Island Lake speech has been described by residents and outsiders alike as containing features of Ojibwe and Cree. A dialect study conducted in the early 1970s concluded that "the speech of Island Lake is Ojibwa with an admixture of Cree." Available information indicates as well that Island Lake Ojibwe shares Severn features: "The dialect affiliation of Island Lake Ojibwa is with Severn Ojibwe. Consistent informant responses indicate almost complete intelligibility with Severn Ojibwa on the one hand, and reduced intelligibility with Berens River, Bloodvein, Little Grand Rapids, and Pikangikaum...".

A review of Island Lake family history indicates that approximately 50% of families listed in 1909 documents originated in the Deer Lake-Favourable Lake area and approximately 25% in the Sandy Lake-Big Trout Lake areas of northwestern Ontario. A complex migration history includes the return of a number of these migrants to their original communities with a subsequent migration of some back to Island Lake.

== Phonology ==
=== Consonants ===

|  | Labial | Alveolar | Post-alv./ Palatal | Velar | Glottal |
|---|---|---|---|---|---|
| Plosive | p | t |  | k |  |
| Affricate |  |  | tʃ |  |  |
| Nasal | m | n |  |  |  |
| Fricative |  | s | ʃ |  | h |
| Approximant |  |  | j | w |  |

Stop and affricate sounds //p t k tʃ// and fricatives //s ʃ// can have fortis and lenis variants. Preaspiration can often occur among fortis sounds.
=====
* [WRITTEN PROBLEM A]
According to the Island Lake speech text, roughly what share of the families listed in 1909 documents originated in the Deer Lake-Favourable Lake area?
The records that follow have no connection to the Island Lake speech text and serve as separate material.
=====
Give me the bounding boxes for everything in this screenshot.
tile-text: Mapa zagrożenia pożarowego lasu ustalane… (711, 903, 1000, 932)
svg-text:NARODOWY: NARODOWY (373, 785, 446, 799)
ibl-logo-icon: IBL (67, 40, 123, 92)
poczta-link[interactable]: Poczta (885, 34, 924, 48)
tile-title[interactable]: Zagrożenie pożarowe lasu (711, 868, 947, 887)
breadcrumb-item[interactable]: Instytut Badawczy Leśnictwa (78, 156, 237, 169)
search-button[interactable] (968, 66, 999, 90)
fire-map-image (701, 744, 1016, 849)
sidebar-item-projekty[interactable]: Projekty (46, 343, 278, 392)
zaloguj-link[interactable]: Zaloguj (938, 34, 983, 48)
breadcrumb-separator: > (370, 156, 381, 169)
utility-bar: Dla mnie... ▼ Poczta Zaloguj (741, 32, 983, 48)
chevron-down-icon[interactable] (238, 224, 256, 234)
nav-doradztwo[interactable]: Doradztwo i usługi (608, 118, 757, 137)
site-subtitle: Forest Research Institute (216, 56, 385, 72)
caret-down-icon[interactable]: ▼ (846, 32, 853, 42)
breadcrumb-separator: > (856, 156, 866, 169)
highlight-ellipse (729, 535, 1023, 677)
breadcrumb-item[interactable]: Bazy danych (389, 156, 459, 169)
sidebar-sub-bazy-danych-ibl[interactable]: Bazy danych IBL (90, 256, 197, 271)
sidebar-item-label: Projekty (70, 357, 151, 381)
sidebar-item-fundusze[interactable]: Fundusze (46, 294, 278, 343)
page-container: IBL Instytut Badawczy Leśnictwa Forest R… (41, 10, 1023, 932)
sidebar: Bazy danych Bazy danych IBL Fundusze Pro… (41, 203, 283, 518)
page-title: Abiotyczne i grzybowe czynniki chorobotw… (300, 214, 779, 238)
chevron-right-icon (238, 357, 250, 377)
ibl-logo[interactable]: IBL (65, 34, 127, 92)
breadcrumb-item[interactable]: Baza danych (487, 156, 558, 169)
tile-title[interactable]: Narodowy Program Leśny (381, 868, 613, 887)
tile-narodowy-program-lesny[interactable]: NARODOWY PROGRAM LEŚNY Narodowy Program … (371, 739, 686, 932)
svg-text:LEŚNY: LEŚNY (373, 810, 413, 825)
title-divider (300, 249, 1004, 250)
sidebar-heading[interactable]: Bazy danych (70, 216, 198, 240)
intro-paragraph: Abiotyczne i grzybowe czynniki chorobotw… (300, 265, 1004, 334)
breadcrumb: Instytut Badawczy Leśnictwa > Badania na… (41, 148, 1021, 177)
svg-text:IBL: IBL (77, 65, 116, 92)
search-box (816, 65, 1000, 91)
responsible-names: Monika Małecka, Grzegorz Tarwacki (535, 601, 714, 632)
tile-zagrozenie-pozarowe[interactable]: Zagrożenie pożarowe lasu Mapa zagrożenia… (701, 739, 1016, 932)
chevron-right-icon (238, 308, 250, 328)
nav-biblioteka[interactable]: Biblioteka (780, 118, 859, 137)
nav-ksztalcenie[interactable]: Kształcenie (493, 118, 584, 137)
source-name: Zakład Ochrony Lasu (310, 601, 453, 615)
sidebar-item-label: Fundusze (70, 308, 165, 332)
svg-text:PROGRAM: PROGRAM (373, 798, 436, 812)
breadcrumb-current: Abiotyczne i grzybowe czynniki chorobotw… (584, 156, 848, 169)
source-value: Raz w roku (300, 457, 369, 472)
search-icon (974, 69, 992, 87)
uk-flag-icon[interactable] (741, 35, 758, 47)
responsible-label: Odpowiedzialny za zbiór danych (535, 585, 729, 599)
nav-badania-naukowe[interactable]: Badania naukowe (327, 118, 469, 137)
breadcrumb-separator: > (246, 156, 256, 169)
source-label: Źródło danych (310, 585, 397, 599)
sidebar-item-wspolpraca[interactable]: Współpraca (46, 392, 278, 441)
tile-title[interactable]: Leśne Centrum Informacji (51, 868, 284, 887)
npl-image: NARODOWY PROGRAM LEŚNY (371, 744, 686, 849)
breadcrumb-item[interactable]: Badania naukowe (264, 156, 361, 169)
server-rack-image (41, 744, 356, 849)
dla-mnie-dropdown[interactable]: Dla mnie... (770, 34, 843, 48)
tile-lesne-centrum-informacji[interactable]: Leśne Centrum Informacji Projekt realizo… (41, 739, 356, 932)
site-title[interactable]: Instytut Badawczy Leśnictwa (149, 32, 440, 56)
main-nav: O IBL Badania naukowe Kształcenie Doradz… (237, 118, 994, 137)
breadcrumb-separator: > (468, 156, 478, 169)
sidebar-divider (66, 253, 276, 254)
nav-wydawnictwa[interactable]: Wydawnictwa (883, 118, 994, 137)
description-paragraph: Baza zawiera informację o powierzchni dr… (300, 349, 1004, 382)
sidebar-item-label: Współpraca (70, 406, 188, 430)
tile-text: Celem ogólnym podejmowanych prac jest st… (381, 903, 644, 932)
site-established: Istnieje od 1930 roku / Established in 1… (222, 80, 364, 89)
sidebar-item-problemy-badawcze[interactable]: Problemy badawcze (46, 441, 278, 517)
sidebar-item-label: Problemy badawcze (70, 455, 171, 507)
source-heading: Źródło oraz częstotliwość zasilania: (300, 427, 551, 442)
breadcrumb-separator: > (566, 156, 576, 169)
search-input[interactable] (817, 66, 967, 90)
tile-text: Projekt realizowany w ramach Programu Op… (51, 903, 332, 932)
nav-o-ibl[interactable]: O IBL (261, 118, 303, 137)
=====
* [WRITTEN PROBLEM B]
In the records, from the first line up to and including the line with "tile-title[interactable]: Zagrożenie pożarowe", switch "NARODOWY" to "KRAJOWY" and write out only those lines, leaving everything else unchanged.

* [FULL RESPONSE A]
Approximately 50%.

* [FULL RESPONSE B]
Give me the bounding boxes for everything in this screenshot.
tile-text: Mapa zagrożenia pożarowego lasu ustalane… (711, 903, 1000, 932)
svg-text:KRAJOWY: KRAJOWY (373, 785, 446, 799)
ibl-logo-icon: IBL (67, 40, 123, 92)
poczta-link[interactable]: Poczta (885, 34, 924, 48)
tile-title[interactable]: Zagrożenie pożarowe lasu (711, 868, 947, 887)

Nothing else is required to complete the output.